_SET EXERCISE:_ Below is a listing; copy all of it exactly.

_SUPPLIED MATERIAL:_
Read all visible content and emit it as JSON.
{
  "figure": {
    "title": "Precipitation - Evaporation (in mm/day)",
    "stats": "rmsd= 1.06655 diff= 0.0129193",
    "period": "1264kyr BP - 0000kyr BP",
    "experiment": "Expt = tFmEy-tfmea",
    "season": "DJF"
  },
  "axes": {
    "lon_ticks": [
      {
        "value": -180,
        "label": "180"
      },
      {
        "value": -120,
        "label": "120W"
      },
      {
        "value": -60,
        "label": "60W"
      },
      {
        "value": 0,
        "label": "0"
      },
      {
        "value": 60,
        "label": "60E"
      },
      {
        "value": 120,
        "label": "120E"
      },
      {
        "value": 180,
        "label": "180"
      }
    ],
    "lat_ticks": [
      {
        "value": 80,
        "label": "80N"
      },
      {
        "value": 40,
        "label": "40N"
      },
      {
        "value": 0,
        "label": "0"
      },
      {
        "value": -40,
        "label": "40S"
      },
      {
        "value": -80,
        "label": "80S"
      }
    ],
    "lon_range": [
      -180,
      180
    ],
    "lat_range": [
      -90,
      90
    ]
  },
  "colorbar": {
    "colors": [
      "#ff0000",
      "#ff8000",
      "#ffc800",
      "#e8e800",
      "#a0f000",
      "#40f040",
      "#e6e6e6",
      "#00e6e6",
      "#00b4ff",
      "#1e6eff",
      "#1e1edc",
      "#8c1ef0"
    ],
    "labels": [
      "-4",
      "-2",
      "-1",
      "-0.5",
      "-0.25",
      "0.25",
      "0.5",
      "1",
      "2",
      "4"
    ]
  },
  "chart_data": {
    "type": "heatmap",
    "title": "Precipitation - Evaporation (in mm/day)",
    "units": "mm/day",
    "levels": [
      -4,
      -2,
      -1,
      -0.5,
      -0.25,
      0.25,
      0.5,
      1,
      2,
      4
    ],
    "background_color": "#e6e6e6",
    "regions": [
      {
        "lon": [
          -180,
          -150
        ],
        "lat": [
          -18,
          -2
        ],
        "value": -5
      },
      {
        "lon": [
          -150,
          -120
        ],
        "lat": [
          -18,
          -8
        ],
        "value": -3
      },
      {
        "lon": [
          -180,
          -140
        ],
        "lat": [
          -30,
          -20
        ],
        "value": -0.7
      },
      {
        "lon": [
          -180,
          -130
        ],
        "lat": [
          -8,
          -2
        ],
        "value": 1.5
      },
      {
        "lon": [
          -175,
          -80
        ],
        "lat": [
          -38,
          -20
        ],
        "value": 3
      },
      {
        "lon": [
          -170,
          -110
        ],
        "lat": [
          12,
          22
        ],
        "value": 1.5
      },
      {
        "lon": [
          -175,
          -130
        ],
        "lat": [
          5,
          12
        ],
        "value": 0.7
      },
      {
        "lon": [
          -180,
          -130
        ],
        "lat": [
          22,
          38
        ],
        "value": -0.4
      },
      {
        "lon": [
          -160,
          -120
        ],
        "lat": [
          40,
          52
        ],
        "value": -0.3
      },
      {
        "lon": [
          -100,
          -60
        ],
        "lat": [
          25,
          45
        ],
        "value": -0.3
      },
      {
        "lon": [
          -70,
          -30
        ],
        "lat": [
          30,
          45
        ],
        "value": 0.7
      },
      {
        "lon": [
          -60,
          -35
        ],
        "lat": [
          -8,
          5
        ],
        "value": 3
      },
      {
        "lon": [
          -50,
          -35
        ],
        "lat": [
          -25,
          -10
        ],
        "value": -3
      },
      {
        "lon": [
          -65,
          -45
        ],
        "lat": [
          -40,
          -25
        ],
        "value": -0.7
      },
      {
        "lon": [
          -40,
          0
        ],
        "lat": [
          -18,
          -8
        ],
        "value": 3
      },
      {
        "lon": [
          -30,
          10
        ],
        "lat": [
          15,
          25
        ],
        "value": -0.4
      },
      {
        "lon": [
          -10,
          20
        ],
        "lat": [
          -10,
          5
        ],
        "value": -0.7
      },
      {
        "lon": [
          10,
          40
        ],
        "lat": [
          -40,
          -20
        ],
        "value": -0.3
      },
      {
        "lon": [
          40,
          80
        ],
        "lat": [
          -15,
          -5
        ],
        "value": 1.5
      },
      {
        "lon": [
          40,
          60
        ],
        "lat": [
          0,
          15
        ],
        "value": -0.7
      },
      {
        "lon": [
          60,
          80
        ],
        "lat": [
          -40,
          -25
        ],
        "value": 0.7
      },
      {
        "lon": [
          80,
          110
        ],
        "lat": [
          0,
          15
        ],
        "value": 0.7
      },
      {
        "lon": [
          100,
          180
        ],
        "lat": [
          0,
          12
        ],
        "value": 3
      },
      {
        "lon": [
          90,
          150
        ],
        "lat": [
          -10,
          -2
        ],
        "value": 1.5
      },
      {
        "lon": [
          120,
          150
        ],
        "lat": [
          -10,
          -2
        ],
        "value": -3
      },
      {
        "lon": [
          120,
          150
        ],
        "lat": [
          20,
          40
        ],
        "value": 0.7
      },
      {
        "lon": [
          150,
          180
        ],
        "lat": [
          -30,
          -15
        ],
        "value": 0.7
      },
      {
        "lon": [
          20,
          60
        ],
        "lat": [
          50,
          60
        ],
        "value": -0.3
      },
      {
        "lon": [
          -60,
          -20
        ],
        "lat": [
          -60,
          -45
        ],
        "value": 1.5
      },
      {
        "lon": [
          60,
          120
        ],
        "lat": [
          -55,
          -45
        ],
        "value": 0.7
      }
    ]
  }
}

_THE COMPLETED TASK:_
Read all visible content and emit it as JSON.
{
  "figure": {
    "title": "Precipitation - Evaporation (in mm/day)",
    "stats": "rmsd= 1.06655 diff= 0.0129193",
    "period": "1264kyr BP - 0000kyr BP",
    "experiment": "Expt = tFmEy-tfmea",
    "season": "DJF"
  },
  "axes": {
    "lon_ticks": [
      {
        "value": -180,
        "label": "180"
      },
      {
        "value": -120,
        "label": "120W"
      },
      {
        "value": -60,
        "label": "60W"
      },
      {
        "value": 0,
        "label": "0"
      },
      {
        "value": 60,
        "label": "60E"
      },
      {
        "value": 120,
        "label": "120E"
      },
      {
        "value": 180,
        "label": "180"
      }
    ],
    "lat_ticks": [
      {
        "value": 80,
        "label": "80N"
      },
      {
        "value": 40,
        "label": "40N"
      },
      {
        "value": 0,
        "label": "0"
      },
      {
        "value": -40,
        "label": "40S"
      },
      {
        "value": -80,
        "label": "80S"
      }
    ],
    "lon_range": [
      -180,
      180
    ],
    "lat_range": [
      -90,
      90
    ]
  },
  "colorbar": {
    "colors": [
      "#ff0000",
      "#ff8000",
      "#ffc800",
      "#e8e800",
      "#a0f000",
      "#40f040",
      "#e6e6e6",
      "#00e6e6",
      "#00b4ff",
      "#1e6eff",
      "#1e1edc",
      "#8c1ef0"
    ],
    "labels": [
      "-4",
      "-2",
      "-1",
      "-0.5",
      "-0.25",
      "0.25",
      "0.5",
      "1",
      "2",
      "4"
    ]
  },
  "chart_data": {
    "type": "heatmap",
    "title": "Precipitation - Evaporation (in mm/day)",
    "units": "mm/day",
    "levels": [
      -4,
      -2,
      -1,
      -0.5,
      -0.25,
      0.25,
      0.5,
      1,
      2,
      4
    ],
    "background_color": "#e6e6e6",
    "regions": [
      {
        "lon": [
          -180,
          -150
        ],
        "lat": [
          -18,
          -2
        ],
        "value": -5
      },
      {
        "lon": [
          -150,
          -120
        ],
        "lat": [
          -18,
          -8
        ],
        "value": -3
      },
      {
        "lon": [
          -180,
          -140
        ],
        "lat": [
          -30,
          -20
        ],
        "value": -0.7
      },
      {
        "lon": [
          -180,
          -130
        ],
        "lat": [
          -8,
          -2
        ],
        "value": 1.5
      },
      {
        "lon": [
          -175,
          -80
        ],
        "lat": [
          -38,
          -20
        ],
        "value": 3
      },
      {
        "lon": [
          -170,
          -110
        ],
        "lat": [
          12,
          22
        ],
        "value": 1.5
      },
      {
        "lon": [
          -175,
          -130
        ],
        "lat": [
          5,
          12
        ],
        "value": 0.7
      },
      {
        "lon": [
          -180,
          -130
        ],
        "lat": [
          22,
          38
        ],
        "value": -0.4
      },
      {
        "lon": [
          -160,
          -120
        ],
        "lat": [
          40,
          52
        ],
        "value": -0.3
      },
      {
        "lon": [
          -100,
          -60
        ],
        "lat": [
          25,
          45
        ],
        "value": -0.3
      },
      {
        "lon": [
          -70,
          -30
        ],
        "lat": [
          30,
          45
        ],
        "value": 0.7
      },
      {
        "lon": [
          -60,
          -35
        ],
        "lat": [
          -8,
          5
        ],
        "value": 3
      },
      {
        "lon": [
          -50,
          -35
        ],
        "lat": [
          -25,
          -10
        ],
        "value": -3
      },
      {
        "lon": [
          -65,
          -45
        ],
        "lat": [
          -40,
          -25
        ],
        "value": -0.7
      },
      {
        "lon": [
          -40,
          0
        ],
        "lat": [
          -18,
          -8
        ],
        "value": 3
      },
      {
        "lon": [
          -30,
          10
        ],
        "lat": [
          15,
          25
        ],
        "value": -0.4
      },
      {
        "lon": [
          -10,
          20
        ],
        "lat": [
          -10,
          5
        ],
        "value": -0.7
      },
      {
        "lon": [
          10,
          40
        ],
        "lat": [
          -40,
          -20
        ],
        "value": -0.3
      },
      {
        "lon": [
          40,
          80
        ],
        "lat": [
          -15,
          -5
        ],
        "value": 1.5
      },
      {
        "lon": [
          40,
          60
        ],
        "lat": [
          0,
          15
        ],
        "value": -0.7
      },
      {
        "lon": [
          60,
          80
        ],
        "lat": [
          -40,
          -25
        ],
        "value": 0.7
      },
      {
        "lon": [
          80,
          110
        ],
        "lat": [
          0,
          15
        ],
        "value": 0.7
      },
      {
        "lon": [
          100,
          180
        ],
        "lat": [
          0,
          12
        ],
        "value": 3
      },
      {
        "lon": [
          90,
          150
        ],
        "lat": [
          -10,
          -2
        ],
        "value": 1.5
      },
      {
        "lon": [
          120,
          150
        ],
        "lat": [
          -10,
          -2
        ],
        "value": -3
      },
      {
        "lon": [
          120,
          150
        ],
        "lat": [
          20,
          40
        ],
        "value": 0.7
      },
      {
        "lon": [
          150,
          180
        ],
        "lat": [
          -30,
          -15
        ],
        "value": 0.7
      },
      {
        "lon": [
          20,
          60
        ],
        "lat": [
          50,
          60
        ],
        "value": -0.3
      },
      {
        "lon": [
          -60,
          -20
        ],
        "lat": [
          -60,
          -45
        ],
        "value": 1.5
      },
      {
        "lon": [
          60,
          120
        ],
        "lat": [
          -55,
          -45
        ],
        "value": 0.7
      }
    ]
  }
}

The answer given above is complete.